## START

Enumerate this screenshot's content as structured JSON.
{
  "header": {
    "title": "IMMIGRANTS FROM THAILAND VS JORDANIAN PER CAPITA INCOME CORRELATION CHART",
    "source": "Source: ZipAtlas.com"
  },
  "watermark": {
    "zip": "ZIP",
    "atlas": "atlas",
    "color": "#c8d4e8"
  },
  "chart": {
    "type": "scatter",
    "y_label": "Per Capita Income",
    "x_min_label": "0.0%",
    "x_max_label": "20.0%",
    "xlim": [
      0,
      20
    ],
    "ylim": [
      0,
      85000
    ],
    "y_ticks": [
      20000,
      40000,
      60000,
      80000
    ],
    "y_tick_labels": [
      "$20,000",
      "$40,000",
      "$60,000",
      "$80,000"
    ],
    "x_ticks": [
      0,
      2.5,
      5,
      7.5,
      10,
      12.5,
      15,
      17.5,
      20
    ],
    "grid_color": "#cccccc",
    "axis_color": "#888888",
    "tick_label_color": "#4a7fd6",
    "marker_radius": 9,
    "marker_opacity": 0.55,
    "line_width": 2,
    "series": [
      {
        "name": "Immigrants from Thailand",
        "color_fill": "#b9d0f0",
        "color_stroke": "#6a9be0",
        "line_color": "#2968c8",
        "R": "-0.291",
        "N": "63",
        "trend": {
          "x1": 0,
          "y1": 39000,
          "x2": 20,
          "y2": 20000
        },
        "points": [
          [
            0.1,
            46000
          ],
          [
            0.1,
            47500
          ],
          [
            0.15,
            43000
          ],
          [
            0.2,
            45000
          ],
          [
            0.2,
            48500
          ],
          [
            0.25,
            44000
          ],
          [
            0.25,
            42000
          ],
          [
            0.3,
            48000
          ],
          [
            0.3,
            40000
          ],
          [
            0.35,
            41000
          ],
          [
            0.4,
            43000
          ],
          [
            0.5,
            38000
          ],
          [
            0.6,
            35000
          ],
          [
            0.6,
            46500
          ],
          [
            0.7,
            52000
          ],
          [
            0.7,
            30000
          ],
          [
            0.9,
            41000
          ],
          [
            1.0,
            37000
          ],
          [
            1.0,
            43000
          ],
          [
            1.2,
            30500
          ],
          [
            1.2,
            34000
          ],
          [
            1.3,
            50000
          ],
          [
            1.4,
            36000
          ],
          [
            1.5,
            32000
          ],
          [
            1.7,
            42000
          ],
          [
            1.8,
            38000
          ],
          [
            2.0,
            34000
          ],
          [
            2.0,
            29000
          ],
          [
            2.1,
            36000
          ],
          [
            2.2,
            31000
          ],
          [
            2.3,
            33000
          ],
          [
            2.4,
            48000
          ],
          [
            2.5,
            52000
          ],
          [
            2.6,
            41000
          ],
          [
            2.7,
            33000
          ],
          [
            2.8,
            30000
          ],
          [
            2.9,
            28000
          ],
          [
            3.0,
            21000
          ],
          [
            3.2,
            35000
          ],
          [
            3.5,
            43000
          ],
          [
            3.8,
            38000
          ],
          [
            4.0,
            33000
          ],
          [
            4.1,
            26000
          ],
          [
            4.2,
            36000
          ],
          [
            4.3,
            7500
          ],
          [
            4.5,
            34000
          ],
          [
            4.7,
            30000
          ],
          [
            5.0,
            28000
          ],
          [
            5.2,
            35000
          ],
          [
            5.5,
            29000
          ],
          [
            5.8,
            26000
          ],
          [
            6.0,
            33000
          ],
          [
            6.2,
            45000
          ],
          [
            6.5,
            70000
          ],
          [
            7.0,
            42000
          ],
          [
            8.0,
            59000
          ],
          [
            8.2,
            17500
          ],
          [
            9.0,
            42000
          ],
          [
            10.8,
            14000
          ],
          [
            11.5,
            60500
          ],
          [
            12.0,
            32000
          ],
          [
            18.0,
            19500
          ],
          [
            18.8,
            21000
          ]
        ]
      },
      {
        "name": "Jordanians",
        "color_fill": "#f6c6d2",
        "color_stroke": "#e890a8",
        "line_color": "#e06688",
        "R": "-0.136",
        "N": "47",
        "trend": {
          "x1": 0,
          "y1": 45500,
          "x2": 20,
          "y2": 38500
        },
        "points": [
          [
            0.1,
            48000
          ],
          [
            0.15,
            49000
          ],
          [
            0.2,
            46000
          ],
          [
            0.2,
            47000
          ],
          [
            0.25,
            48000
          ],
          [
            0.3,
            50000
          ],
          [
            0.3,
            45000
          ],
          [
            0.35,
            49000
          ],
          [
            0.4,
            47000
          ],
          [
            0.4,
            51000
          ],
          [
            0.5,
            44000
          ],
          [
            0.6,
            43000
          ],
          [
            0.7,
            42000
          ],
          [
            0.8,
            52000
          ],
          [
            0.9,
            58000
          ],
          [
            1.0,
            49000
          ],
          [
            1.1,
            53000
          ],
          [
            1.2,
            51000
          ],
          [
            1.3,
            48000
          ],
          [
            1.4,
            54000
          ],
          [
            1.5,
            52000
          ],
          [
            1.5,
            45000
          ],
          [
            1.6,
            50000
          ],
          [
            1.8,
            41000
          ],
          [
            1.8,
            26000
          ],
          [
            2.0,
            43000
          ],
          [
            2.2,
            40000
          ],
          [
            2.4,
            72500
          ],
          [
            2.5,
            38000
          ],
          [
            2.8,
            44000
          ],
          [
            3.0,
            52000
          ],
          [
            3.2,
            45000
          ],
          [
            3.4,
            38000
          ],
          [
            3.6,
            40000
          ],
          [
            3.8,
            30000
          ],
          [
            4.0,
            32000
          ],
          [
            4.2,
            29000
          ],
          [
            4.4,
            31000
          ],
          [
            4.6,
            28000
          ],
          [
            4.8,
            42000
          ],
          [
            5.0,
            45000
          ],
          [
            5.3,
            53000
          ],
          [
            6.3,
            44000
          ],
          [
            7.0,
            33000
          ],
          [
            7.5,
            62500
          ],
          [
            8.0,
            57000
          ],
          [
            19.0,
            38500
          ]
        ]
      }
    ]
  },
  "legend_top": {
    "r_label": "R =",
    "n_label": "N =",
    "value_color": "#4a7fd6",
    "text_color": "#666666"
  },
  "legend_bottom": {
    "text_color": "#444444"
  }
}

## END

● **EXERCISE AIM**
Word for word, restate all of the data shown above.

● **COMPLETED EXERCISE**
Enumerate this screenshot's content as structured JSON.
{
  "header": {
    "title": "IMMIGRANTS FROM THAILAND VS JORDANIAN PER CAPITA INCOME CORRELATION CHART",
    "source": "Source: ZipAtlas.com"
  },
  "watermark": {
    "zip": "ZIP",
    "atlas": "atlas",
    "color": "#c8d4e8"
  },
  "chart": {
    "type": "scatter",
    "y_label": "Per Capita Income",
    "x_min_label": "0.0%",
    "x_max_label": "20.0%",
    "xlim": [
      0,
      20
    ],
    "ylim": [
      0,
      85000
    ],
    "y_ticks": [
      20000,
      40000,
      60000,
      80000
    ],
    "y_tick_labels": [
      "$20,000",
      "$40,000",
      "$60,000",
      "$80,000"
    ],
    "x_ticks": [
      0,
      2.5,
      5,
      7.5,
      10,
      12.5,
      15,
      17.5,
      20
    ],
    "grid_color": "#cccccc",
    "axis_color": "#888888",
    "tick_label_color": "#4a7fd6",
    "marker_radius": 9,
    "marker_opacity": 0.55,
    "line_width": 2,
    "series": [
      {
        "name": "Immigrants from Thailand",
        "color_fill": "#b9d0f0",
        "color_stroke": "#6a9be0",
        "line_color": "#2968c8",
        "R": "-0.291",
        "N": "63",
        "trend": {
          "x1": 0,
          "y1": 39000,
          "x2": 20,
          "y2": 20000
        },
        "points": [
          [
            0.1,
            46000
          ],
          [
            0.1,
            47500
          ],
          [
            0.15,
            43000
          ],
          [
            0.2,
            45000
          ],
          [
            0.2,
            48500
          ],
          [
            0.25,
            44000
          ],
          [
            0.25,
            42000
          ],
          [
            0.3,
            48000
          ],
          [
            0.3,
            40000
          ],
          [
            0.35,
            41000
          ],
          [
            0.4,
            43000
          ],
          [
            0.5,
            38000
          ],
          [
            0.6,
            35000
          ],
          [
            0.6,
            46500
          ],
          [
            0.7,
            52000
          ],
          [
            0.7,
            30000
          ],
          [
            0.9,
            41000
          ],
          [
            1.0,
            37000
          ],
          [
            1.0,
            43000
          ],
          [
            1.2,
            30500
          ],
          [
            1.2,
            34000
          ],
          [
            1.3,
            50000
          ],
          [
            1.4,
            36000
          ],
          [
            1.5,
            32000
          ],
          [
            1.7,
            42000
          ],
          [
            1.8,
            38000
          ],
          [
            2.0,
            34000
          ],
          [
            2.0,
            29000
          ],
          [
            2.1,
            36000
          ],
          [
            2.2,
            31000
          ],
          [
            2.3,
            33000
          ],
          [
            2.4,
            48000
          ],
          [
            2.5,
            52000
          ],
          [
            2.6,
            41000
          ],
          [
            2.7,
            33000
          ],
          [
            2.8,
            30000
          ],
          [
            2.9,
            28000
          ],
          [
            3.0,
            21000
          ],
          [
            3.2,
            35000
          ],
          [
            3.5,
            43000
          ],
          [
            3.8,
            38000
          ],
          [
            4.0,
            33000
          ],
          [
            4.1,
            26000
          ],
          [
            4.2,
            36000
          ],
          [
            4.3,
            7500
          ],
          [
            4.5,
            34000
          ],
          [
            4.7,
            30000
          ],
          [
            5.0,
            28000
          ],
          [
            5.2,
            35000
          ],
          [
            5.5,
            29000
          ],
          [
            5.8,
            26000
          ],
          [
            6.0,
            33000
          ],
          [
            6.2,
            45000
          ],
          [
            6.5,
            70000
          ],
          [
            7.0,
            42000
          ],
          [
            8.0,
            59000
          ],
          [
            8.2,
            17500
          ],
          [
            9.0,
            42000
          ],
          [
            10.8,
            14000
          ],
          [
            11.5,
            60500
          ],
          [
            12.0,
            32000
          ],
          [
            18.0,
            19500
          ],
          [
            18.8,
            21000
          ]
        ]
      },
      {
        "name": "Jordanians",
        "color_fill": "#f6c6d2",
        "color_stroke": "#e890a8",
        "line_color": "#e06688",
        "R": "-0.136",
        "N": "47",
        "trend": {
          "x1": 0,
          "y1": 45500,
          "x2": 20,
          "y2": 38500
        },
        "points": [
          [
            0.1,
            48000
          ],
          [
            0.15,
            49000
          ],
          [
            0.2,
            46000
          ],
          [
            0.2,
            47000
          ],
          [
            0.25,
            48000
          ],
          [
            0.3,
            50000
          ],
          [
            0.3,
            45000
          ],
          [
            0.35,
            49000
          ],
          [
            0.4,
            47000
          ],
          [
            0.4,
            51000
          ],
          [
            0.5,
            44000
          ],
          [
            0.6,
            43000
          ],
          [
            0.7,
            42000
          ],
          [
            0.8,
            52000
          ],
          [
            0.9,
            58000
          ],
          [
            1.0,
            49000
          ],
          [
            1.1,
            53000
          ],
          [
            1.2,
            51000
          ],
          [
            1.3,
            48000
          ],
          [
            1.4,
            54000
          ],
          [
            1.5,
            52000
          ],
          [
            1.5,
            45000
          ],
          [
            1.6,
            50000
          ],
          [
            1.8,
            41000
          ],
          [
            1.8,
            26000
          ],
          [
            2.0,
            43000
          ],
          [
            2.2,
            40000
          ],
          [
            2.4,
            72500
          ],
          [
            2.5,
            38000
          ],
          [
            2.8,
            44000
          ],
          [
            3.0,
            52000
          ],
          [
            3.2,
            45000
          ],
          [
            3.4,
            38000
          ],
          [
            3.6,
            40000
          ],
          [
            3.8,
            30000
          ],
          [
            4.0,
            32000
          ],
          [
            4.2,
            29000
          ],
          [
            4.4,
            31000
          ],
          [
            4.6,
            28000
          ],
          [
            4.8,
            42000
          ],
          [
            5.0,
            45000
          ],
          [
            5.3,
            53000
          ],
          [
            6.3,
            44000
          ],
          [
            7.0,
            33000
          ],
          [
            7.5,
            62500
          ],
          [
            8.0,
            57000
          ],
          [
            19.0,
            38500
          ]
        ]
      }
    ]
  },
  "legend_top": {
    "r_label": "R =",
    "n_label": "N =",
    "value_color": "#4a7fd6",
    "text_color": "#666666"
  },
  "legend_bottom": {
    "text_color": "#444444"
  }
}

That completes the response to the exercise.